WORK TO BE COMPLETED
Pull out all lines from the listing below in which the word "Turaidas" appears.

STORED DATA
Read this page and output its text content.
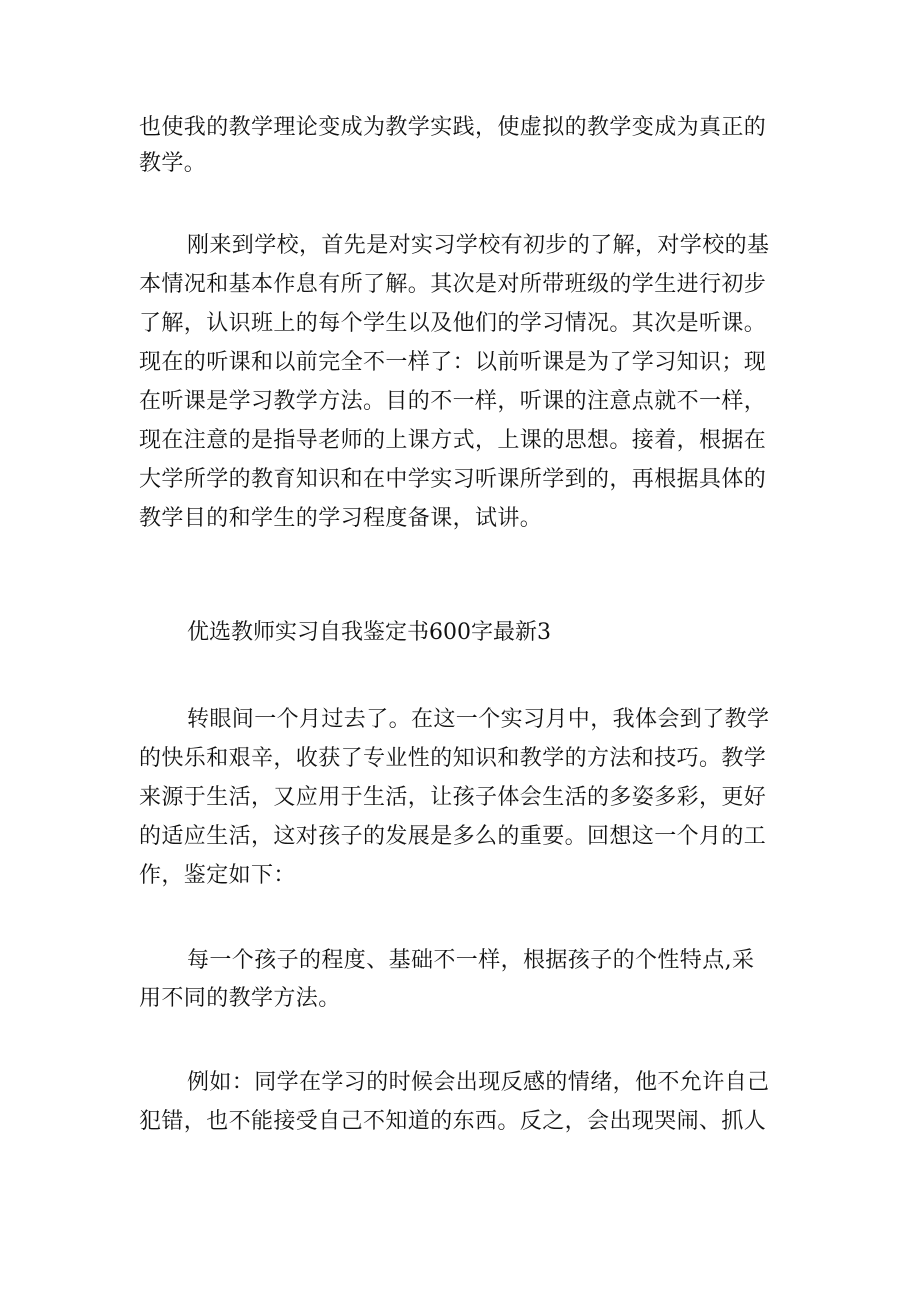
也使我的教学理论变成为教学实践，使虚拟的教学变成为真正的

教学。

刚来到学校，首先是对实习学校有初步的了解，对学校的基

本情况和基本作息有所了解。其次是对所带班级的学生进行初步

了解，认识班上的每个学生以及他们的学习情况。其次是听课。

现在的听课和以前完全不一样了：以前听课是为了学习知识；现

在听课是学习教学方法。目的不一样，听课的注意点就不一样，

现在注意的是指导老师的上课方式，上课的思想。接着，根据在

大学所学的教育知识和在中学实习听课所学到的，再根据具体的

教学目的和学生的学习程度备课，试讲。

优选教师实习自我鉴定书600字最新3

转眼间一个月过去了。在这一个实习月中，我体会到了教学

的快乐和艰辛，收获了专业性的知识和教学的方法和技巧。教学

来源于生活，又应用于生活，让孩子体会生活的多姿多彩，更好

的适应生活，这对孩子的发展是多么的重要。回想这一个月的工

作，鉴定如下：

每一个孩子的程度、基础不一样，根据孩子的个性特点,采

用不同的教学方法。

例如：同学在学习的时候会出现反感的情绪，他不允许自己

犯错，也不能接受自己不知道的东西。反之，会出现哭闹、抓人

* * *

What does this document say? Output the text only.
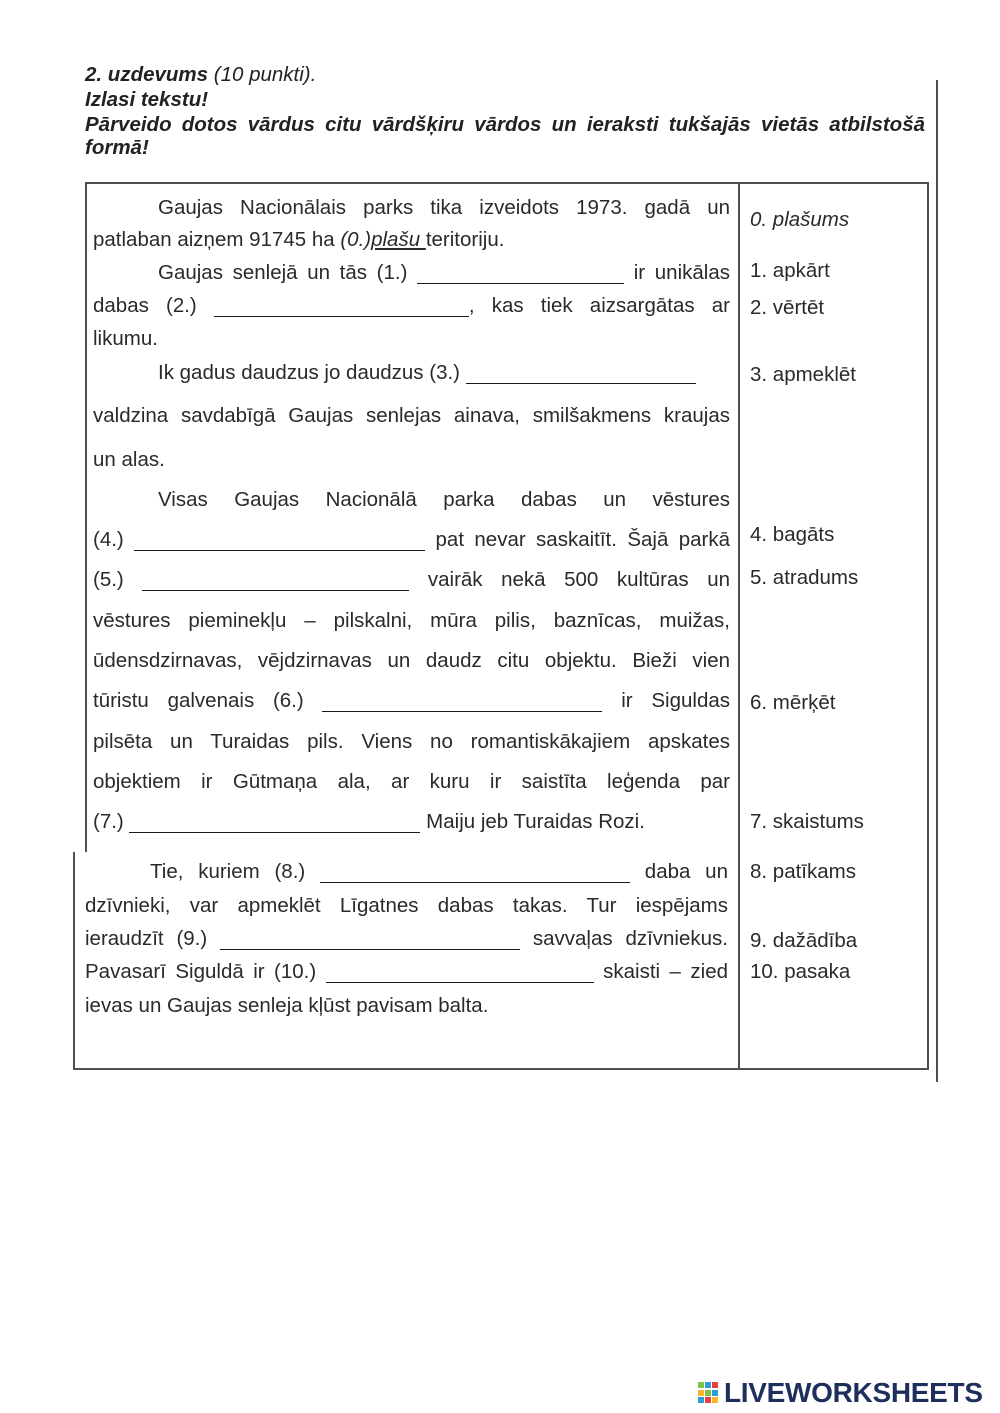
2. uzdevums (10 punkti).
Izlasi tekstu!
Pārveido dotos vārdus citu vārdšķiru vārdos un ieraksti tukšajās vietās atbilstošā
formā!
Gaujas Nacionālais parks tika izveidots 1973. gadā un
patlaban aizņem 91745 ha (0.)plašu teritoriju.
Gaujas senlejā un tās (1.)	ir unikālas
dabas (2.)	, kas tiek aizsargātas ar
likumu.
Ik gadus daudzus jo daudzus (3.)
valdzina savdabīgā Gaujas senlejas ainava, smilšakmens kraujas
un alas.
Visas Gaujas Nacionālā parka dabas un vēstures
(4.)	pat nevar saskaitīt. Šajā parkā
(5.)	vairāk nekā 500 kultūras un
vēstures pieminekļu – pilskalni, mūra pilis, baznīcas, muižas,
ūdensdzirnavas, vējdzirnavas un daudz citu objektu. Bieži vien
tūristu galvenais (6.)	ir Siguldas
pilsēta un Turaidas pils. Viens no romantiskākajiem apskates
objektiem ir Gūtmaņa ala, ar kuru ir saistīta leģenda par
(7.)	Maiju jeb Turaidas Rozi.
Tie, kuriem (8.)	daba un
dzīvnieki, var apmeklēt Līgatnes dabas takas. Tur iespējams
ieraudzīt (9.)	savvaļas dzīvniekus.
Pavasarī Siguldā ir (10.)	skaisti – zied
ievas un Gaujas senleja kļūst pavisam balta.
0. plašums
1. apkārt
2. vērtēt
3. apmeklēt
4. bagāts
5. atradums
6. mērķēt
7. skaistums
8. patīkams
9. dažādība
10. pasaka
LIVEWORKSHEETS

EXPECTED ANSWER
pilsēta un Turaidas pils. Viens no romantiskākajiem apskates
(7.)	Maiju jeb Turaidas Rozi.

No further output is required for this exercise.